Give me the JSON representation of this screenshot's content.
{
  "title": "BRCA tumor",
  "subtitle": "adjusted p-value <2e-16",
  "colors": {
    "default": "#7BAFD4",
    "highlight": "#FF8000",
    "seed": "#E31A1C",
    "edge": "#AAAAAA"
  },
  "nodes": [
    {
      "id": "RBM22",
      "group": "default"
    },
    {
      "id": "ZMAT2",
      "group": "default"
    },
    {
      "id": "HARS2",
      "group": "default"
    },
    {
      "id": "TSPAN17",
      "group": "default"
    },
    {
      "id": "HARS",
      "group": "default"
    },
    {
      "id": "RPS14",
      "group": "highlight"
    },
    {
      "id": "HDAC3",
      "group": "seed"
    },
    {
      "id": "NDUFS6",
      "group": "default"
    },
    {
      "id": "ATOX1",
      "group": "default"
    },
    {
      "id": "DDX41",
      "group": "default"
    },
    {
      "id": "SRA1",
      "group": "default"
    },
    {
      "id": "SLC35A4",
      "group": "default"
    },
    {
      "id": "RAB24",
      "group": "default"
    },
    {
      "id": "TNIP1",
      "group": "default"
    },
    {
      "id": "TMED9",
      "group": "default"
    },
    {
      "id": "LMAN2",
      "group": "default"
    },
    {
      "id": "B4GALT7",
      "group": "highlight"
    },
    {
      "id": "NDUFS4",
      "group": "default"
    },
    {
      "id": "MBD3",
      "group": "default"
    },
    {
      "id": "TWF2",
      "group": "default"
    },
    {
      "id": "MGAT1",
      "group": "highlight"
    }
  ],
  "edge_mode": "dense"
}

· · ·

Task objective: Please copy the material exactly, line for line.

Task answer:
Give me the JSON representation of this screenshot's content.
{
  "title": "BRCA tumor",
  "subtitle": "adjusted p-value <2e-16",
  "colors": {
    "default": "#7BAFD4",
    "highlight": "#FF8000",
    "seed": "#E31A1C",
    "edge": "#AAAAAA"
  },
  "nodes": [
    {
      "id": "RBM22",
      "group": "default"
    },
    {
      "id": "ZMAT2",
      "group": "default"
    },
    {
      "id": "HARS2",
      "group": "default"
    },
    {
      "id": "TSPAN17",
      "group": "default"
    },
    {
      "id": "HARS",
      "group": "default"
    },
    {
      "id": "RPS14",
      "group": "highlight"
    },
    {
      "id": "HDAC3",
      "group": "seed"
    },
    {
      "id": "NDUFS6",
      "group": "default"
    },
    {
      "id": "ATOX1",
      "group": "default"
    },
    {
      "id": "DDX41",
      "group": "default"
    },
    {
      "id": "SRA1",
      "group": "default"
    },
    {
      "id": "SLC35A4",
      "group": "default"
    },
    {
      "id": "RAB24",
      "group": "default"
    },
    {
      "id": "TNIP1",
      "group": "default"
    },
    {
      "id": "TMED9",
      "group": "default"
    },
    {
      "id": "LMAN2",
      "group": "default"
    },
    {
      "id": "B4GALT7",
      "group": "highlight"
    },
    {
      "id": "NDUFS4",
      "group": "default"
    },
    {
      "id": "MBD3",
      "group": "default"
    },
    {
      "id": "TWF2",
      "group": "default"
    },
    {
      "id": "MGAT1",
      "group": "highlight"
    }
  ],
  "edge_mode": "dense"
}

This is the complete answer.